## What is asked
Collect every line that includes the string "主要原因".

## Recorded data
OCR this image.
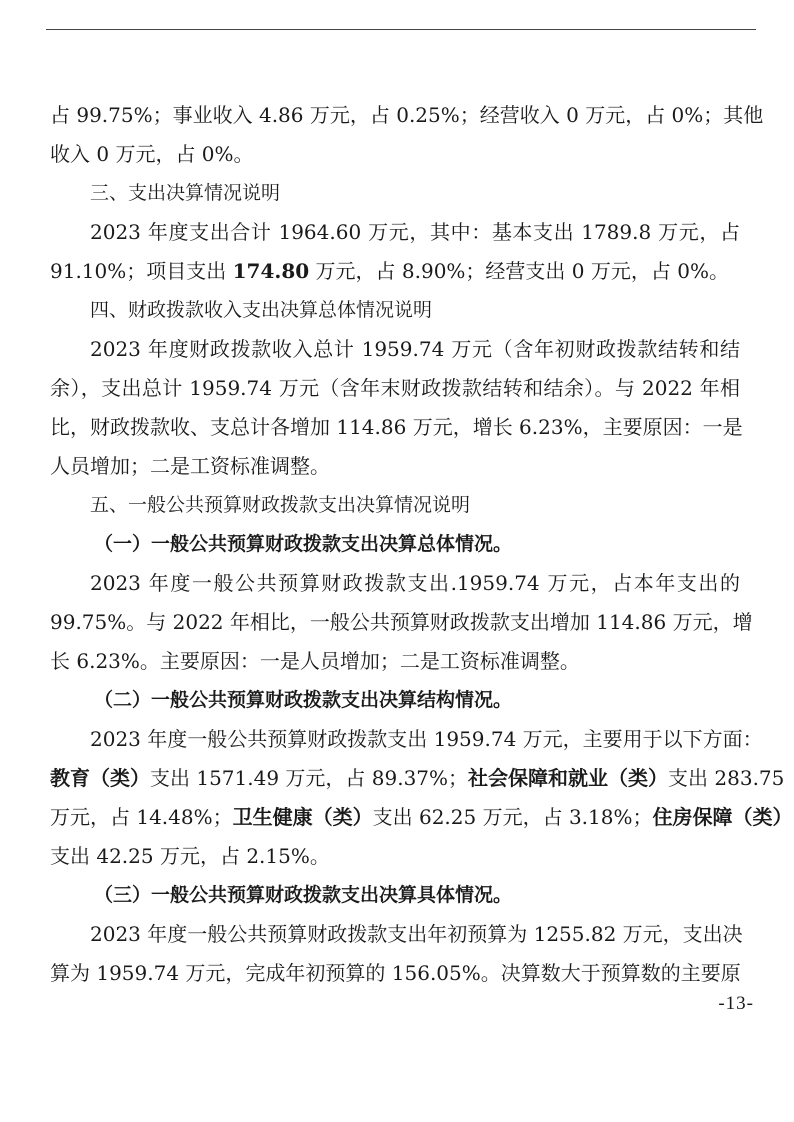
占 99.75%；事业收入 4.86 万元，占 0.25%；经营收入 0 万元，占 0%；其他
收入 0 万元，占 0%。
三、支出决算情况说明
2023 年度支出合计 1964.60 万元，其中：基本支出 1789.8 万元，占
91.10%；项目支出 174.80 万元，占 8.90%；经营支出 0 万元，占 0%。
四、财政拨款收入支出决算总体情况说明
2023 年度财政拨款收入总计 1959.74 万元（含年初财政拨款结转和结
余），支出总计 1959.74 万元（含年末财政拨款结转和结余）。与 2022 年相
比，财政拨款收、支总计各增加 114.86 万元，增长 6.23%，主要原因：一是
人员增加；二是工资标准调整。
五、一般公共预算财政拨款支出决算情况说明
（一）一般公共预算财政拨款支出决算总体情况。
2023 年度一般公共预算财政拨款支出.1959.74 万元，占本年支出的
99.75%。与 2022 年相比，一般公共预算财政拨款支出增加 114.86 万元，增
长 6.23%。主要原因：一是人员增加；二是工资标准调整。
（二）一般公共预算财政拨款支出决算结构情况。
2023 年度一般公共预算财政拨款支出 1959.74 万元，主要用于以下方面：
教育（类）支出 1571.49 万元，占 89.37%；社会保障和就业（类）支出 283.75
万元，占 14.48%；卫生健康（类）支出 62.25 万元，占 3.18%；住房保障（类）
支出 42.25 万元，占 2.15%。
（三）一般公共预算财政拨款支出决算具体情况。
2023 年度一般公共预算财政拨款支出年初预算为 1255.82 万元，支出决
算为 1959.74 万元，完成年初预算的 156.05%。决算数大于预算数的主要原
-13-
--
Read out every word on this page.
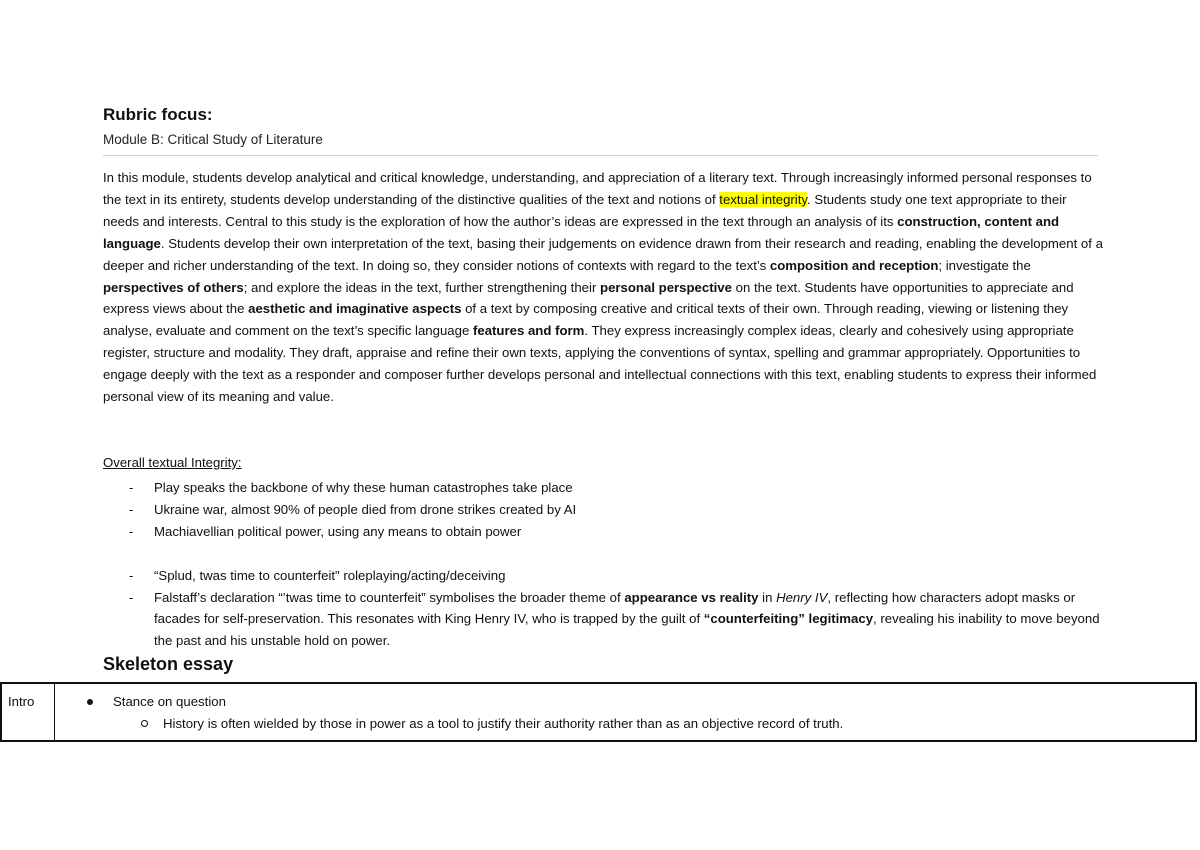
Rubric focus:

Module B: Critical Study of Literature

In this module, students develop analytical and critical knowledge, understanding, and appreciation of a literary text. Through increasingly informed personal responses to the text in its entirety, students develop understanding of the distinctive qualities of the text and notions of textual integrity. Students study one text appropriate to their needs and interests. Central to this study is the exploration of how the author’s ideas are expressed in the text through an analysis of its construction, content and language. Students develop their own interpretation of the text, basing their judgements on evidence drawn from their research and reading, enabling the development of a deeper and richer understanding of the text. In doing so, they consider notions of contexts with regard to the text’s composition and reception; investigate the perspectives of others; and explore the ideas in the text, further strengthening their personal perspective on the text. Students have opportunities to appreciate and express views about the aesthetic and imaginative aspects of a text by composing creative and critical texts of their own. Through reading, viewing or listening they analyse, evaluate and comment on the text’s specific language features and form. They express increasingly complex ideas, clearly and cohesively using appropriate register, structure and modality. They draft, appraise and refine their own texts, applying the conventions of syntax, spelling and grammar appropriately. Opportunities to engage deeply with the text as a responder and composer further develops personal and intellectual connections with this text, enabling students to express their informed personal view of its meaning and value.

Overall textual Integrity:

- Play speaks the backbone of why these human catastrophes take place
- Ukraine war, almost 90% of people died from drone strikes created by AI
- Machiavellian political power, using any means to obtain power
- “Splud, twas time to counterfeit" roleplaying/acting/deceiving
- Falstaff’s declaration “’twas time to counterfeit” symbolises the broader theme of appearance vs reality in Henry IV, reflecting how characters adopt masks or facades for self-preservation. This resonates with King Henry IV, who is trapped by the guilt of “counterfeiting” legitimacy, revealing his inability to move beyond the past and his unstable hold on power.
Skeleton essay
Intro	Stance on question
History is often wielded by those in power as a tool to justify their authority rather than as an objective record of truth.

## Response to this task
比，财政拨款收、支总计各增加 114.86 万元，增长 6.23%，主要原因：一是
长 6.23%。主要原因：一是人员增加；二是工资标准调整。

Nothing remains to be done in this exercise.